• _AIM OF THE EXERCISE_:
Return the number of lines that include the string "Dank", without any other text.

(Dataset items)
- - - - - - -

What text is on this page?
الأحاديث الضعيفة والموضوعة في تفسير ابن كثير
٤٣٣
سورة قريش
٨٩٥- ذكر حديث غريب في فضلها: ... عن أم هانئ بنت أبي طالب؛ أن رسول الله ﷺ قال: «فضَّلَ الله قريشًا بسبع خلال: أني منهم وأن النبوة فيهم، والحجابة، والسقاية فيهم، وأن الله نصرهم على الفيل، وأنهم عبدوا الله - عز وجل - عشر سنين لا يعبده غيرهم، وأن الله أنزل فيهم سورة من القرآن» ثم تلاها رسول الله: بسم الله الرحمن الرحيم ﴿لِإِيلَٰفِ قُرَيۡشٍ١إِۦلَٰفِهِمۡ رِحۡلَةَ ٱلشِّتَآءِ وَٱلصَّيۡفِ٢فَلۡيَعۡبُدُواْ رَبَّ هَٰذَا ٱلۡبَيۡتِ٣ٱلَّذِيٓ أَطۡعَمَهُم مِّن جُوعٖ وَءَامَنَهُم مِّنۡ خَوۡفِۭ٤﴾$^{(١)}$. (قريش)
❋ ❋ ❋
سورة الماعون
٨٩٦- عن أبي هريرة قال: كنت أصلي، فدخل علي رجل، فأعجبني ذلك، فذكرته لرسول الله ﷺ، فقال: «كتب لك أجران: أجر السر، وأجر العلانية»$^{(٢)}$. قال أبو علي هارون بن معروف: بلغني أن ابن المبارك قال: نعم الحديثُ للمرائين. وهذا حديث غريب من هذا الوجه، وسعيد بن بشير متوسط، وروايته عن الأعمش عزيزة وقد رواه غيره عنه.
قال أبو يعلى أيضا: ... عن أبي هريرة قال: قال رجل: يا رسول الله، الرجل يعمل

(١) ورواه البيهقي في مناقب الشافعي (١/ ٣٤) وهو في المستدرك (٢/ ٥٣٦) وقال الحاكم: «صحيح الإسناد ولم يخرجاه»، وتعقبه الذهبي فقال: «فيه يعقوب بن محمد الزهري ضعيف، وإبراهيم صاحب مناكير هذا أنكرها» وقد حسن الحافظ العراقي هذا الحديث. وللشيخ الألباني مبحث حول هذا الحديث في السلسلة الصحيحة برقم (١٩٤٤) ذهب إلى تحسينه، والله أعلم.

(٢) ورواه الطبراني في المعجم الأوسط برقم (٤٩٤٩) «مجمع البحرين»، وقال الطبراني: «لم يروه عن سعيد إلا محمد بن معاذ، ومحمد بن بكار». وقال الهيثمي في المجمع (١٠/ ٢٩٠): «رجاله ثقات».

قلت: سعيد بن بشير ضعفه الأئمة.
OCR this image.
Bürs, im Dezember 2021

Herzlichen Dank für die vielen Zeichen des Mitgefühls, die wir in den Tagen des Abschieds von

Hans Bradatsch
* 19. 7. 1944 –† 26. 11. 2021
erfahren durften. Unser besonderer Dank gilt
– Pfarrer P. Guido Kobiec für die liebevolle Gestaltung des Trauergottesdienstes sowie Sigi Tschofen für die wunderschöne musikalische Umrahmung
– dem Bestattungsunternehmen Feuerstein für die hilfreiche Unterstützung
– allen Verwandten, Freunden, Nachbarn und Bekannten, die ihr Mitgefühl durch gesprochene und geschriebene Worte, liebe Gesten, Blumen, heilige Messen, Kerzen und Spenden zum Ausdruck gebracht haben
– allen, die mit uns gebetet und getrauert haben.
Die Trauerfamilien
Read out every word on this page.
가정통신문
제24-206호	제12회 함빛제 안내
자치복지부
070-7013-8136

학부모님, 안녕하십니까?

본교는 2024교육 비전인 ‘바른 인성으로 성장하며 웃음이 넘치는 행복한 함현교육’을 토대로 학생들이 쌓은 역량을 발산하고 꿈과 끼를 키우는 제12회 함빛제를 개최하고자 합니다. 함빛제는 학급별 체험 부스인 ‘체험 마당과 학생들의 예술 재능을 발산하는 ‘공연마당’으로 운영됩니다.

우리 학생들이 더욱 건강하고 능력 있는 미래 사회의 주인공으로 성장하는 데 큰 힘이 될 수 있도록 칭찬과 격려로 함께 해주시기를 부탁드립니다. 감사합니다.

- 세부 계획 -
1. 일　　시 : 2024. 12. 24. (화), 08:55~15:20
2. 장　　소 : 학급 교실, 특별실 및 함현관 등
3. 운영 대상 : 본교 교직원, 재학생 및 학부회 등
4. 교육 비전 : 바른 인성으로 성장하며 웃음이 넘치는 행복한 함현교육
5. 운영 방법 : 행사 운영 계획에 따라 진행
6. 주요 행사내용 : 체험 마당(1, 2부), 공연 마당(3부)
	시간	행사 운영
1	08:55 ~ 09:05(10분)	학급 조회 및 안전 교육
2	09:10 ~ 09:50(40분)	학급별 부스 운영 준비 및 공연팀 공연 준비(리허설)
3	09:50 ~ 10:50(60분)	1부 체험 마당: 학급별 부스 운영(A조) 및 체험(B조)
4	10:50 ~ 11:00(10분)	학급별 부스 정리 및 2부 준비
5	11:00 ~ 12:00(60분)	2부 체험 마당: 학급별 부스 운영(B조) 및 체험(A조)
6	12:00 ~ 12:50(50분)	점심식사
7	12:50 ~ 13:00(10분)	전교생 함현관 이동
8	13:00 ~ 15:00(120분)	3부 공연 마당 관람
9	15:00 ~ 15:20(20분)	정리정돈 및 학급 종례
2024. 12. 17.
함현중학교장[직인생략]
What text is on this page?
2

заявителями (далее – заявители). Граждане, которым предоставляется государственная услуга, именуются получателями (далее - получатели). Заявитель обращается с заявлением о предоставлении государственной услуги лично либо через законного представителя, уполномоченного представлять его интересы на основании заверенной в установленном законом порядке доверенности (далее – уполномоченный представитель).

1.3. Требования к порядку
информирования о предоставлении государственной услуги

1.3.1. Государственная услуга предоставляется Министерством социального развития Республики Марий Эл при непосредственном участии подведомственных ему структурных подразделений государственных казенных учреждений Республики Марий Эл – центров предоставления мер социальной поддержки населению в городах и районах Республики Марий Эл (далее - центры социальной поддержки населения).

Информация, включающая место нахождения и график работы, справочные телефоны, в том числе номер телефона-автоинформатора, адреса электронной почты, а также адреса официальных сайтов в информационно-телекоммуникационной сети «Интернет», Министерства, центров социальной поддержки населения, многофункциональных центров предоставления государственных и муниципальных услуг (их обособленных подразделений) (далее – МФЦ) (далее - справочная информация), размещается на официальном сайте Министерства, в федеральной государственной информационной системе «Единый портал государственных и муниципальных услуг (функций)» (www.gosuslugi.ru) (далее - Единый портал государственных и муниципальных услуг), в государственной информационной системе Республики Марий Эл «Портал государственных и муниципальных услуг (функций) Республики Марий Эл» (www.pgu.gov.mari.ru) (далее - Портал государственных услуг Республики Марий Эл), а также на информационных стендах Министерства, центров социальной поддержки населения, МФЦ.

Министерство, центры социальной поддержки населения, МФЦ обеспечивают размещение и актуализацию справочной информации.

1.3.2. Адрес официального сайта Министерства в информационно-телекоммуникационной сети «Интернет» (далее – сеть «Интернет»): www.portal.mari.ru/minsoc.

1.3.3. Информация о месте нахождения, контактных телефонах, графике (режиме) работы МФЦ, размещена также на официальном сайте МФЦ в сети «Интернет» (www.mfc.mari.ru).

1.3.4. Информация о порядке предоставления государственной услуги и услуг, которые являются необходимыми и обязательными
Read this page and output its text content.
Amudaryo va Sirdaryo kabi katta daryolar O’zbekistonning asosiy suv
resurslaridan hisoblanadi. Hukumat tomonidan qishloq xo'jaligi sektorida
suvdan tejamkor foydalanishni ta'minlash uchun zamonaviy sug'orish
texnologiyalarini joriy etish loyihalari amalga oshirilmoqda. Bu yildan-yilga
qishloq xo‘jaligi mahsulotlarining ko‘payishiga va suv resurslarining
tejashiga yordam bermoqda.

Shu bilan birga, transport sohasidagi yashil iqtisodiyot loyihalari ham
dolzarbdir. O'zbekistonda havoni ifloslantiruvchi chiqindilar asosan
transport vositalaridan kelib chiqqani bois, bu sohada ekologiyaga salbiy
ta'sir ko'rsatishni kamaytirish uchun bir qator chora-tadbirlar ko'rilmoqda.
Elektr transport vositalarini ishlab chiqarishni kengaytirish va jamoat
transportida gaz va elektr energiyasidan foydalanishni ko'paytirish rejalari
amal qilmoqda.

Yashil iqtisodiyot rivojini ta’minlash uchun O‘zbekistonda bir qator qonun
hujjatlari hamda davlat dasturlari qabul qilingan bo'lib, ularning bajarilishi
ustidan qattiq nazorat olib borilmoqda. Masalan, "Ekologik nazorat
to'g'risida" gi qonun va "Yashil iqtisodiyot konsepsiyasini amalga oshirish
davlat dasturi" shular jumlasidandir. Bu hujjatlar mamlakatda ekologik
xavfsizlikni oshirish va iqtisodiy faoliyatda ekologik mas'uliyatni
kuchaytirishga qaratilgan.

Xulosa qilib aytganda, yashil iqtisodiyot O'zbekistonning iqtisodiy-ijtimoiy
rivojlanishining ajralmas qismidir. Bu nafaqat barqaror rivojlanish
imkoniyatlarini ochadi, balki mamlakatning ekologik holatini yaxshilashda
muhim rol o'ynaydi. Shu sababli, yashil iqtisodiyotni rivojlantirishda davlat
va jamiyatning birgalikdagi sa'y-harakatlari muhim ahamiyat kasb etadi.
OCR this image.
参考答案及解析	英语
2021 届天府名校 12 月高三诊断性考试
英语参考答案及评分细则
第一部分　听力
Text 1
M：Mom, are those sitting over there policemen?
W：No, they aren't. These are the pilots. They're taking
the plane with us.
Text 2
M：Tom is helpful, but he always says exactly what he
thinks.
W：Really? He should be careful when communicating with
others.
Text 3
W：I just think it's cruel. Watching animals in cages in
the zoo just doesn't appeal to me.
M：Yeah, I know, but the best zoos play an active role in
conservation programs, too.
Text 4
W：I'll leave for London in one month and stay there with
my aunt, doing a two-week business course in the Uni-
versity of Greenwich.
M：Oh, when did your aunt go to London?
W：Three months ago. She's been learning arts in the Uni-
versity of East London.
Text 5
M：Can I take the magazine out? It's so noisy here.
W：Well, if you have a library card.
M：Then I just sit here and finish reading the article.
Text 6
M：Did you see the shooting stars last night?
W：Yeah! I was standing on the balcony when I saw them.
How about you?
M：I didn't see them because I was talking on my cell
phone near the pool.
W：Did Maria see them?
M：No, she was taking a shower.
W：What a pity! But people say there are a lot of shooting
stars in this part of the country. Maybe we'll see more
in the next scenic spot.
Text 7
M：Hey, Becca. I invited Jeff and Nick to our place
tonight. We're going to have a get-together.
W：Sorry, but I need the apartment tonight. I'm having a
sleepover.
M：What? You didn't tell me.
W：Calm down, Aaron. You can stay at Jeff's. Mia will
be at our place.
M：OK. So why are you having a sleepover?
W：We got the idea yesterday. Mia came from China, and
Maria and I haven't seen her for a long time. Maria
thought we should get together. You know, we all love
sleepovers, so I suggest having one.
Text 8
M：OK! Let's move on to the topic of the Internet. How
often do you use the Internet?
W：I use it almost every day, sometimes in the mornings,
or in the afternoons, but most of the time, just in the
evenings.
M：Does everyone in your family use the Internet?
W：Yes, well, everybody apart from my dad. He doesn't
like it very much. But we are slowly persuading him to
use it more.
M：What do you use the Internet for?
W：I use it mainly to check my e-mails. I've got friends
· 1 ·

- - - - - - -

• _TASK ANSWER_:
2